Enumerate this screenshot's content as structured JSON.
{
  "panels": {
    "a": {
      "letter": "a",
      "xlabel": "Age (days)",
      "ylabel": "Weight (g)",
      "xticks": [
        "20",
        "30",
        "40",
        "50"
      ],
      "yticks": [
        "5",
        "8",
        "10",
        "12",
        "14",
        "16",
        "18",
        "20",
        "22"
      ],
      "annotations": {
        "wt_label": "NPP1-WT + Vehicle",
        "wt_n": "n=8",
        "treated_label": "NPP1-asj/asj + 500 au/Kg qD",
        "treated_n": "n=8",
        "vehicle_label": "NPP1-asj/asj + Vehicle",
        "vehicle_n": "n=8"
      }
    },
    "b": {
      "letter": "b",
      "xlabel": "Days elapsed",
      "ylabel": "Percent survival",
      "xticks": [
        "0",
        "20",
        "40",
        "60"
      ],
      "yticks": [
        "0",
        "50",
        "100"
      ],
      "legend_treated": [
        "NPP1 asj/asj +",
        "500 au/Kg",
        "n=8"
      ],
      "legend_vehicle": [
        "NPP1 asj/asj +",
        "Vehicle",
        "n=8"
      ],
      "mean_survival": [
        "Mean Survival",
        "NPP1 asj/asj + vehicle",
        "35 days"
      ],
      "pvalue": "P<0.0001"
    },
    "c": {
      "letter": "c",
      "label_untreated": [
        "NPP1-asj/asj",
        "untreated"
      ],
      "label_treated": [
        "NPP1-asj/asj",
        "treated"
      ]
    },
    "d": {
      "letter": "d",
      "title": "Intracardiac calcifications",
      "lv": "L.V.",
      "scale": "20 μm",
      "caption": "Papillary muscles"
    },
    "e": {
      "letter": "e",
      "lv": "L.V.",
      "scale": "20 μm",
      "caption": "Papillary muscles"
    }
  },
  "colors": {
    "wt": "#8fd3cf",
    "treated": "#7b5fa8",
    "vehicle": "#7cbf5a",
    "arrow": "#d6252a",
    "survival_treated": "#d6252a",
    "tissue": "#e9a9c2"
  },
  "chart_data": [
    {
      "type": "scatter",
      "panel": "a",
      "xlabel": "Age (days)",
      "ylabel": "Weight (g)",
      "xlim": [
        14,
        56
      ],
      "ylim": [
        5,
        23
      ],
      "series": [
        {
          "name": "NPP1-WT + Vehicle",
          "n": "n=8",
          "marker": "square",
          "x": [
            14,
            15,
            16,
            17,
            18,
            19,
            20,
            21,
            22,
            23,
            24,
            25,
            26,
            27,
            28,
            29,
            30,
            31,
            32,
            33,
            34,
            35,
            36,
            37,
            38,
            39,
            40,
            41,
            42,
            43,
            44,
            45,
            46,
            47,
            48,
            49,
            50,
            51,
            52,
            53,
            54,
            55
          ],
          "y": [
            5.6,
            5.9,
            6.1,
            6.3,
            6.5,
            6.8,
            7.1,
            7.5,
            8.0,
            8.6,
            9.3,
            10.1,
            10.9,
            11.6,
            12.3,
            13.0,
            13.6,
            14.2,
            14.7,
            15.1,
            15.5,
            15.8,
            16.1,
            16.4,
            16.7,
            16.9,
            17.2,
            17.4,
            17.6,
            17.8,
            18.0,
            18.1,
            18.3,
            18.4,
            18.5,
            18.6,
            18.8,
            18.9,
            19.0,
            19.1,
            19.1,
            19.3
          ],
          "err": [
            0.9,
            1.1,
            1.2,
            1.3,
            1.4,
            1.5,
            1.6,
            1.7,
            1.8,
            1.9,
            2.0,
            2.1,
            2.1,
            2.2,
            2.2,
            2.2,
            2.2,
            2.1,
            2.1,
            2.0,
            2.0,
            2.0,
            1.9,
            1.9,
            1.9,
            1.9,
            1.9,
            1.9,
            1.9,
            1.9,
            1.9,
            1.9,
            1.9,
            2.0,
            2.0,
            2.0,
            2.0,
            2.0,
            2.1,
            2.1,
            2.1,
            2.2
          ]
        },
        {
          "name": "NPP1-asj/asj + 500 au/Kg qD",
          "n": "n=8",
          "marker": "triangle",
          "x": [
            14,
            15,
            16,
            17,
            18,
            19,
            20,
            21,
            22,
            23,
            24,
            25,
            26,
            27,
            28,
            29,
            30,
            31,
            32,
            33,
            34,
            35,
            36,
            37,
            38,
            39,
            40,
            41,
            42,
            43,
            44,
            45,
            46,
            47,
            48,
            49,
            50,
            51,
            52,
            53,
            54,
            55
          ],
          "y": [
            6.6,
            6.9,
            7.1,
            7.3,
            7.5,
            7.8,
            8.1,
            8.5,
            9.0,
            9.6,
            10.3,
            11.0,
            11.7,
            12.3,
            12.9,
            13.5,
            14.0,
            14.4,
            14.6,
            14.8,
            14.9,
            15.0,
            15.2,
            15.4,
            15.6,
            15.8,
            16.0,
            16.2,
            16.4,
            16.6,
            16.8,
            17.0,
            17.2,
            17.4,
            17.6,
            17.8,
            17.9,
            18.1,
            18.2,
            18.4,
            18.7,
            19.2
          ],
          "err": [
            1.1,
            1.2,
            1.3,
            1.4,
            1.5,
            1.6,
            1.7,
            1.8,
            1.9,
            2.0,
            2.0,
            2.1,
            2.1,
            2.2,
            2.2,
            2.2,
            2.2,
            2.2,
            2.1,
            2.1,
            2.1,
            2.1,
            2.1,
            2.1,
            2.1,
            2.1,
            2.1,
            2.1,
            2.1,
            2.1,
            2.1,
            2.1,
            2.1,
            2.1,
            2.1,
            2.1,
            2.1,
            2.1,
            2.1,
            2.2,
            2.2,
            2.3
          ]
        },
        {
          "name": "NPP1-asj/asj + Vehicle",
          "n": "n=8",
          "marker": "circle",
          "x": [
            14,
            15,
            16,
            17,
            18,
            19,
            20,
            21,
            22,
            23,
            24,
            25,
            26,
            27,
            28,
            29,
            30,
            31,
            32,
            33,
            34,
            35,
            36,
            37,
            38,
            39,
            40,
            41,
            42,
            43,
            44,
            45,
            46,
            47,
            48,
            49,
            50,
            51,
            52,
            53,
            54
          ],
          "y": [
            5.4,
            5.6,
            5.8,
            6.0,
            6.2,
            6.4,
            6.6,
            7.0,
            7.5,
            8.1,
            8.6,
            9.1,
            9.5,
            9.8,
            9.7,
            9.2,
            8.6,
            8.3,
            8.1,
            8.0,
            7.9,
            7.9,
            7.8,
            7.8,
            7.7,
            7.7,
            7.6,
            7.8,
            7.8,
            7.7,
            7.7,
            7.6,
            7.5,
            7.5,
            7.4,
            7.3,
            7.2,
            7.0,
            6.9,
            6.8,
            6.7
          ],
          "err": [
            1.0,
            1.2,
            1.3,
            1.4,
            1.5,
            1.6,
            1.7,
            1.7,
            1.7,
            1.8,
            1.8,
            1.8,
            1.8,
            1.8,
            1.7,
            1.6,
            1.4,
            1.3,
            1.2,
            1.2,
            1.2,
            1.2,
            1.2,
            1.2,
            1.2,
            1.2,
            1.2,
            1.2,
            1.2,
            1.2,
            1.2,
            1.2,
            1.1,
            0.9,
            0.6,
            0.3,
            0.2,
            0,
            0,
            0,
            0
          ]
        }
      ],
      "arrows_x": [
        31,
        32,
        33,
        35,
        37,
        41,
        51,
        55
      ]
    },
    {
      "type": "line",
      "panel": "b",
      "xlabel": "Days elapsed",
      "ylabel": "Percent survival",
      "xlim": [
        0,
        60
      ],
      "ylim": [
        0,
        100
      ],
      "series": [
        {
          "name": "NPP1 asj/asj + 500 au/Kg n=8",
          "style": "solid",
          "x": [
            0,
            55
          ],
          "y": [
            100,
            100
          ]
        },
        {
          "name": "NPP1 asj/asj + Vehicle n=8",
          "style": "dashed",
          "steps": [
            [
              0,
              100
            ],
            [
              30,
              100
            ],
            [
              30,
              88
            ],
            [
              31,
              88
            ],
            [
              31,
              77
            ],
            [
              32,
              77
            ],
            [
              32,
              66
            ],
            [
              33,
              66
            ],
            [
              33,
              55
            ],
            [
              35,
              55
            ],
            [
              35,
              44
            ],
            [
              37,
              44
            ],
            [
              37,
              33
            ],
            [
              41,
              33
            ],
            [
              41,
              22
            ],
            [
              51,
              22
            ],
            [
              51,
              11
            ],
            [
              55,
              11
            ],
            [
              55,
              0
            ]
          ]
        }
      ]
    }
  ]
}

^^^^

TASK TO CARRY OUT ▸ Count how many lines of the material hold the string "name". Give the number and nothing more.

SOLVED EXERCISE ▸ 5